Retype the following lines word for word, with nothing changed.

## DATASET CONTENT
<<<<

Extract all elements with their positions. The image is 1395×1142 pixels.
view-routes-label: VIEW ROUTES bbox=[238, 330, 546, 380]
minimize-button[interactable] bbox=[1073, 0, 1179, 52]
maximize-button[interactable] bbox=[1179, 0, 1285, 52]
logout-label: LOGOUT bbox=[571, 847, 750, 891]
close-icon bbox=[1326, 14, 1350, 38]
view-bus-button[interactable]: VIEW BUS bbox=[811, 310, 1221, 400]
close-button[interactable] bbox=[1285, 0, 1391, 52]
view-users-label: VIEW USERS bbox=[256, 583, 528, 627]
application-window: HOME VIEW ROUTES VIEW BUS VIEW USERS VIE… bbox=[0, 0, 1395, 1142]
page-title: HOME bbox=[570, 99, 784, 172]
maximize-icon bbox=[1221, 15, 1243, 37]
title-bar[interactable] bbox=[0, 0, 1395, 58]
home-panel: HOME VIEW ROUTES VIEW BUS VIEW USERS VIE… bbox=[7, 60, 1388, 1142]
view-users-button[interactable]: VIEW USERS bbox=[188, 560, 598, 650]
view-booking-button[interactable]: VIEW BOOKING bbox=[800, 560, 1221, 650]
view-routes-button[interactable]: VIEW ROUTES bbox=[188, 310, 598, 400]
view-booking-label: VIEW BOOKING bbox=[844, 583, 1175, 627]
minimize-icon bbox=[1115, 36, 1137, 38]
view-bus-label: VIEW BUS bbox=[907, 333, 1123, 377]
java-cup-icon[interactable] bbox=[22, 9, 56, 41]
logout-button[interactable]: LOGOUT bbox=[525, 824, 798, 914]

>>>>

## SOLUTION TO THE PROBLEM
Extract all elements with their positions. The image is 1395×1142 pixels.
view-routes-label: VIEW ROUTES bbox=[238, 330, 546, 380]
minimize-button[interactable] bbox=[1073, 0, 1179, 52]
maximize-button[interactable] bbox=[1179, 0, 1285, 52]
logout-label: LOGOUT bbox=[571, 847, 750, 891]
close-icon bbox=[1326, 14, 1350, 38]
view-bus-button[interactable]: VIEW BUS bbox=[811, 310, 1221, 400]
close-button[interactable] bbox=[1285, 0, 1391, 52]
view-users-label: VIEW USERS bbox=[256, 583, 528, 627]
application-window: HOME VIEW ROUTES VIEW BUS VIEW USERS VIE… bbox=[0, 0, 1395, 1142]
page-title: HOME bbox=[570, 99, 784, 172]
maximize-icon bbox=[1221, 15, 1243, 37]
title-bar[interactable] bbox=[0, 0, 1395, 58]
home-panel: HOME VIEW ROUTES VIEW BUS VIEW USERS VIE… bbox=[7, 60, 1388, 1142]
view-users-button[interactable]: VIEW USERS bbox=[188, 560, 598, 650]
view-booking-button[interactable]: VIEW BOOKING bbox=[800, 560, 1221, 650]
view-routes-button[interactable]: VIEW ROUTES bbox=[188, 310, 598, 400]
view-booking-label: VIEW BOOKING bbox=[844, 583, 1175, 627]
minimize-icon bbox=[1115, 36, 1137, 38]
view-bus-label: VIEW BUS bbox=[907, 333, 1123, 377]
java-cup-icon[interactable] bbox=[22, 9, 56, 41]
logout-button[interactable]: LOGOUT bbox=[525, 824, 798, 914]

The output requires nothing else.